**THE TASK**. Rewrite the lines of every item below as a JSON list of strings, one string per line, with blank lines omitted.

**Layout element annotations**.
== == ==

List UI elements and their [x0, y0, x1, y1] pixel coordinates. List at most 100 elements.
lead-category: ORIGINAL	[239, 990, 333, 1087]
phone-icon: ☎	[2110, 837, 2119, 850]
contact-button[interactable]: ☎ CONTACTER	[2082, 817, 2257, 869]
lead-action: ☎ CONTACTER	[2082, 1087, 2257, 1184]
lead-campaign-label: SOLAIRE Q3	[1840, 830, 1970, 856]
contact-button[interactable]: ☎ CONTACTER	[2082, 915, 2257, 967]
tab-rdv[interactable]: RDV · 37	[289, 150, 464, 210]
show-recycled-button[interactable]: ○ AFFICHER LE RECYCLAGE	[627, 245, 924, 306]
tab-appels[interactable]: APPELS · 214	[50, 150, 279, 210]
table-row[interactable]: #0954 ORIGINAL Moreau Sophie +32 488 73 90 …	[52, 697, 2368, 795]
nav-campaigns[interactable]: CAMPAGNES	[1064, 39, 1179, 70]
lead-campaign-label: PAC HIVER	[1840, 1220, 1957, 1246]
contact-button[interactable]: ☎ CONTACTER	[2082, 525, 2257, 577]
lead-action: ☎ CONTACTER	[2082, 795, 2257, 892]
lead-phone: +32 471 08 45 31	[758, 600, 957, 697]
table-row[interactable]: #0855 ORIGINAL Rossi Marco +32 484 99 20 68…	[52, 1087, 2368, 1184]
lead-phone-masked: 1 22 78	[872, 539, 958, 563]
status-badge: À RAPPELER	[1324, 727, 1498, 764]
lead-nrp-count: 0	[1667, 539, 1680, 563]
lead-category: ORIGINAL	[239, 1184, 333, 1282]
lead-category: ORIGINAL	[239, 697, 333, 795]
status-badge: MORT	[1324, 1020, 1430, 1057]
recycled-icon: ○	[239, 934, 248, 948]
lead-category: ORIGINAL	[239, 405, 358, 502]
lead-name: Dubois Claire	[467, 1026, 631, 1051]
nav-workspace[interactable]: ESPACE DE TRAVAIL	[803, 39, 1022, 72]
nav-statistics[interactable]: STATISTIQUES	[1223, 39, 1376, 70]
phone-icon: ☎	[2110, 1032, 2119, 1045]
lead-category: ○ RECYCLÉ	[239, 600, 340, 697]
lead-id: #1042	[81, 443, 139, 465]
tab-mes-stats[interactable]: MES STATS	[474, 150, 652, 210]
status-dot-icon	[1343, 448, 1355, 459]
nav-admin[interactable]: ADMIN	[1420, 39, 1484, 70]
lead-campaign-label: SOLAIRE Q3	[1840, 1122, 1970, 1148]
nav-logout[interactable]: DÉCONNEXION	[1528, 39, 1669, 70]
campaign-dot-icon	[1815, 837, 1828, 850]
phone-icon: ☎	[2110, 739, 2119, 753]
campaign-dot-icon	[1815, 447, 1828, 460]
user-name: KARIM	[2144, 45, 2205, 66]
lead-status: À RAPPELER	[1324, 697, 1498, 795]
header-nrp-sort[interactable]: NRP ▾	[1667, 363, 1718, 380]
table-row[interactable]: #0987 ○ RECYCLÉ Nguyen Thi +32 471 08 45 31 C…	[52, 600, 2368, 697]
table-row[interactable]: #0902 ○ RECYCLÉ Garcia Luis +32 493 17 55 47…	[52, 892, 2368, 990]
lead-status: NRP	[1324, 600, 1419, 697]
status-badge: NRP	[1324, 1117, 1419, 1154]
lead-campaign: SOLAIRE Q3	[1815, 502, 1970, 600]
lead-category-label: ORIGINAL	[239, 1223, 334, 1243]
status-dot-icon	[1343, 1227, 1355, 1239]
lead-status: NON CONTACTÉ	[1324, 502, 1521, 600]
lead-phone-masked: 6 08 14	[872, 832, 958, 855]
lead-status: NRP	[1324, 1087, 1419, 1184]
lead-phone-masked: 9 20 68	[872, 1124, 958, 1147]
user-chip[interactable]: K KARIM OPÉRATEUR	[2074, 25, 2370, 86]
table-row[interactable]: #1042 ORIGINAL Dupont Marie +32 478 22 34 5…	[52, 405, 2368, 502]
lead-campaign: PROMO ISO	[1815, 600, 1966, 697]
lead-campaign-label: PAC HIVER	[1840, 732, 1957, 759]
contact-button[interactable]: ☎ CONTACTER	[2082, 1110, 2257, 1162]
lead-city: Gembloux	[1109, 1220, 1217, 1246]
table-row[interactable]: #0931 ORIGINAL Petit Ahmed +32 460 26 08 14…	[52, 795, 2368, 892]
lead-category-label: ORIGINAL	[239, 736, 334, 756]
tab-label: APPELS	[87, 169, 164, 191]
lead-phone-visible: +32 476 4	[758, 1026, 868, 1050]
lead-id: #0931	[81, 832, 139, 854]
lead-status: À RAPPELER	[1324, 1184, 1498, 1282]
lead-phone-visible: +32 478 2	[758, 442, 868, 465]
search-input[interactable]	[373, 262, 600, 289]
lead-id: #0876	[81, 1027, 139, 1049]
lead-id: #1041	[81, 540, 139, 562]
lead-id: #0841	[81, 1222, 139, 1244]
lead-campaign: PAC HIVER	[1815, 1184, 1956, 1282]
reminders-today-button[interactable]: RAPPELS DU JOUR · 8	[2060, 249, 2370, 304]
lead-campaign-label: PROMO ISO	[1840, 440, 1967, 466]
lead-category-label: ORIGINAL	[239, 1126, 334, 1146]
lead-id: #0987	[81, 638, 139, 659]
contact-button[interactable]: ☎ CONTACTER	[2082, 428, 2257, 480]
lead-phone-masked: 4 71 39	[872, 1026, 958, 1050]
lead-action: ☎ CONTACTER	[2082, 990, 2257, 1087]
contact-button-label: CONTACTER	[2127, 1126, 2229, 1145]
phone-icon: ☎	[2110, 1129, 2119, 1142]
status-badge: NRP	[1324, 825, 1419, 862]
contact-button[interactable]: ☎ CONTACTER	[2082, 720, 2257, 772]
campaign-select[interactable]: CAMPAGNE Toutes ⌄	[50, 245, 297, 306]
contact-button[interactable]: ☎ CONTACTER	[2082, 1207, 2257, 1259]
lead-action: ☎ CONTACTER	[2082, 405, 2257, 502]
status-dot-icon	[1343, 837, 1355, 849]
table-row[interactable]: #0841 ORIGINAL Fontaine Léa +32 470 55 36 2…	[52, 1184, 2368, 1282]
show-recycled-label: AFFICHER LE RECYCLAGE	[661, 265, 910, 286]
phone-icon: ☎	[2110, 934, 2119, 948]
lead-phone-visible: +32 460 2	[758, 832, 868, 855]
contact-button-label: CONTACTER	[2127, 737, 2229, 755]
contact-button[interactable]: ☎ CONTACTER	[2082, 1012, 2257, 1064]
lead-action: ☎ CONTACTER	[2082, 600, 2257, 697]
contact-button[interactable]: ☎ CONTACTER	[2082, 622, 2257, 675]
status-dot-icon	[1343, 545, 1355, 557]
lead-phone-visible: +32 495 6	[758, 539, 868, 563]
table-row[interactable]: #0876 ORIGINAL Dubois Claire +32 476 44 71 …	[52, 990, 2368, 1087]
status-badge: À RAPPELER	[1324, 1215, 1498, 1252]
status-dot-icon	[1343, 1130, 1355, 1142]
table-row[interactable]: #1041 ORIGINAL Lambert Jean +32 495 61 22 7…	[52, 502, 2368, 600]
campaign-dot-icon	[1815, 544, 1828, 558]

== == ==

**SOLUTION**.
[
  "List UI elements and their [x0, y0, x1, y1] pixel coordinates. List at most 100 elements.",
  "lead-category: ORIGINAL\t[239, 990, 333, 1087]",
  "phone-icon: ☎\t[2110, 837, 2119, 850]",
  "contact-button[interactable]: ☎ CONTACTER\t[2082, 817, 2257, 869]",
  "lead-action: ☎ CONTACTER\t[2082, 1087, 2257, 1184]",
  "lead-campaign-label: SOLAIRE Q3\t[1840, 830, 1970, 856]",
  "contact-button[interactable]: ☎ CONTACTER\t[2082, 915, 2257, 967]",
  "tab-rdv[interactable]: RDV · 37\t[289, 150, 464, 210]",
  "show-recycled-button[interactable]: ○ AFFICHER LE RECYCLAGE\t[627, 245, 924, 306]",
  "tab-appels[interactable]: APPELS · 214\t[50, 150, 279, 210]",
  "table-row[interactable]: #0954 ORIGINAL Moreau Sophie +32 488 73 90 …\t[52, 697, 2368, 795]",
  "nav-campaigns[interactable]: CAMPAGNES\t[1064, 39, 1179, 70]",
  "lead-campaign-label: PAC HIVER\t[1840, 1220, 1957, 1246]",
  "contact-button[interactable]: ☎ CONTACTER\t[2082, 525, 2257, 577]",
  "lead-action: ☎ CONTACTER\t[2082, 795, 2257, 892]",
  "lead-phone: +32 471 08 45 31\t[758, 600, 957, 697]",
  "table-row[interactable]: #0855 ORIGINAL Rossi Marco +32 484 99 20 68…\t[52, 1087, 2368, 1184]",
  "lead-phone-masked: 1 22 78\t[872, 539, 958, 563]",
  "status-badge: À RAPPELER\t[1324, 727, 1498, 764]",
  "lead-nrp-count: 0\t[1667, 539, 1680, 563]",
  "lead-category: ORIGINAL\t[239, 1184, 333, 1282]",
  "lead-category: ORIGINAL\t[239, 697, 333, 795]",
  "status-badge: MORT\t[1324, 1020, 1430, 1057]",
  "recycled-icon: ○\t[239, 934, 248, 948]",
  "lead-category: ORIGINAL\t[239, 405, 358, 502]",
  "lead-name: Dubois Claire\t[467, 1026, 631, 1051]",
  "nav-workspace[interactable]: ESPACE DE TRAVAIL\t[803, 39, 1022, 72]",
  "nav-statistics[interactable]: STATISTIQUES\t[1223, 39, 1376, 70]",
  "phone-icon: ☎\t[2110, 1032, 2119, 1045]",
  "lead-category: ○ RECYCLÉ\t[239, 600, 340, 697]",
  "lead-id: #1042\t[81, 443, 139, 465]",
  "tab-mes-stats[interactable]: MES STATS\t[474, 150, 652, 210]",
  "status-dot-icon\t[1343, 448, 1355, 459]",
  "nav-admin[interactable]: ADMIN\t[1420, 39, 1484, 70]",
  "lead-campaign-label: SOLAIRE Q3\t[1840, 1122, 1970, 1148]",
  "nav-logout[interactable]: DÉCONNEXION\t[1528, 39, 1669, 70]",
  "campaign-dot-icon\t[1815, 837, 1828, 850]",
  "phone-icon: ☎\t[2110, 739, 2119, 753]",
  "campaign-dot-icon\t[1815, 447, 1828, 460]",
  "user-name: KARIM\t[2144, 45, 2205, 66]",
  "lead-status: À RAPPELER\t[1324, 697, 1498, 795]",
  "header-nrp-sort[interactable]: NRP ▾\t[1667, 363, 1718, 380]",
  "table-row[interactable]: #0987 ○ RECYCLÉ Nguyen Thi +32 471 08 45 31 C…\t[52, 600, 2368, 697]",
  "table-row[interactable]: #0902 ○ RECYCLÉ Garcia Luis +32 493 17 55 47…\t[52, 892, 2368, 990]",
  "lead-status: NRP\t[1324, 600, 1419, 697]",
  "status-badge: NRP\t[1324, 1117, 1419, 1154]",
  "lead-campaign: SOLAIRE Q3\t[1815, 502, 1970, 600]",
  "lead-category-label: ORIGINAL\t[239, 1223, 334, 1243]",
  "status-dot-icon\t[1343, 1227, 1355, 1239]",
  "lead-status: NON CONTACTÉ\t[1324, 502, 1521, 600]",
  "lead-phone-masked: 6 08 14\t[872, 832, 958, 855]",
  "lead-status: NRP\t[1324, 1087, 1419, 1184]",
  "lead-phone-masked: 9 20 68\t[872, 1124, 958, 1147]",
  "user-chip[interactable]: K KARIM OPÉRATEUR\t[2074, 25, 2370, 86]",
  "table-row[interactable]: #1042 ORIGINAL Dupont Marie +32 478 22 34 5…\t[52, 405, 2368, 502]",
  "lead-campaign: PROMO ISO\t[1815, 600, 1966, 697]",
  "lead-campaign-label: PAC HIVER\t[1840, 732, 1957, 759]",
  "contact-button[interactable]: ☎ CONTACTER\t[2082, 1110, 2257, 1162]",
  "lead-city: Gembloux\t[1109, 1220, 1217, 1246]",
  "table-row[interactable]: #0931 ORIGINAL Petit Ahmed +32 460 26 08 14…\t[52, 795, 2368, 892]",
  "lead-category-label: ORIGINAL\t[239, 736, 334, 756]",
  "tab-label: APPELS\t[87, 169, 164, 191]",
  "lead-phone-visible: +32 476 4\t[758, 1026, 868, 1050]",
  "lead-id: #0931\t[81, 832, 139, 854]",
  "lead-status: À RAPPELER\t[1324, 1184, 1498, 1282]",
  "lead-phone-visible: +32 478 2\t[758, 442, 868, 465]",
  "search-input[interactable]\t[373, 262, 600, 289]",
  "lead-id: #0876\t[81, 1027, 139, 1049]",
  "lead-id: #1041\t[81, 540, 139, 562]",
  "lead-id: #0841\t[81, 1222, 139, 1244]",
  "lead-campaign: PAC HIVER\t[1815, 1184, 1956, 1282]",
  "reminders-today-button[interactable]: RAPPELS DU JOUR · 8\t[2060, 249, 2370, 304]",
  "lead-campaign-label: PROMO ISO\t[1840, 440, 1967, 466]",
  "lead-category-label: ORIGINAL\t[239, 1126, 334, 1146]",
  "lead-id: #0987\t[81, 638, 139, 659]",
  "contact-button[interactable]: ☎ CONTACTER\t[2082, 428, 2257, 480]",
  "lead-phone-masked: 4 71 39\t[872, 1026, 958, 1050]",
  "lead-action: ☎ CONTACTER\t[2082, 990, 2257, 1087]",
  "contact-button-label: CONTACTER\t[2127, 1126, 2229, 1145]",
  "phone-icon: ☎\t[2110, 1129, 2119, 1142]",
  "status-badge: NRP\t[1324, 825, 1419, 862]",
  "contact-button[interactable]: ☎ CONTACTER\t[2082, 720, 2257, 772]",
  "campaign-select[interactable]: CAMPAGNE Toutes ⌄\t[50, 245, 297, 306]",
  "contact-button[interactable]: ☎ CONTACTER\t[2082, 1207, 2257, 1259]",
  "lead-action: ☎ CONTACTER\t[2082, 405, 2257, 502]",
  "status-dot-icon\t[1343, 837, 1355, 849]",
  "table-row[interactable]: #0841 ORIGINAL Fontaine Léa +32 470 55 36 2…\t[52, 1184, 2368, 1282]",
  "show-recycled-label: AFFICHER LE RECYCLAGE\t[661, 265, 910, 286]",
  "phone-icon: ☎\t[2110, 934, 2119, 948]",
  "lead-phone-visible: +32 460 2\t[758, 832, 868, 855]",
  "contact-button-label: CONTACTER\t[2127, 737, 2229, 755]",
  "contact-button[interactable]: ☎ CONTACTER\t[2082, 1012, 2257, 1064]",
  "lead-action: ☎ CONTACTER\t[2082, 600, 2257, 697]",
  "contact-button[interactable]: ☎ CONTACTER\t[2082, 622, 2257, 675]",
  "status-dot-icon\t[1343, 545, 1355, 557]",
  "lead-phone-visible: +32 495 6\t[758, 539, 868, 563]",
  "table-row[interactable]: #0876 ORIGINAL Dubois Claire +32 476 44 71 …\t[52, 990, 2368, 1087]",
  "status-badge: À RAPPELER\t[1324, 1215, 1498, 1252]",
  "status-dot-icon\t[1343, 1130, 1355, 1142]",
  "table-row[interactable]: #1041 ORIGINAL Lambert Jean +32 495 61 22 7…\t[52, 502, 2368, 600]",
  "campaign-dot-icon\t[1815, 544, 1828, 558]"
]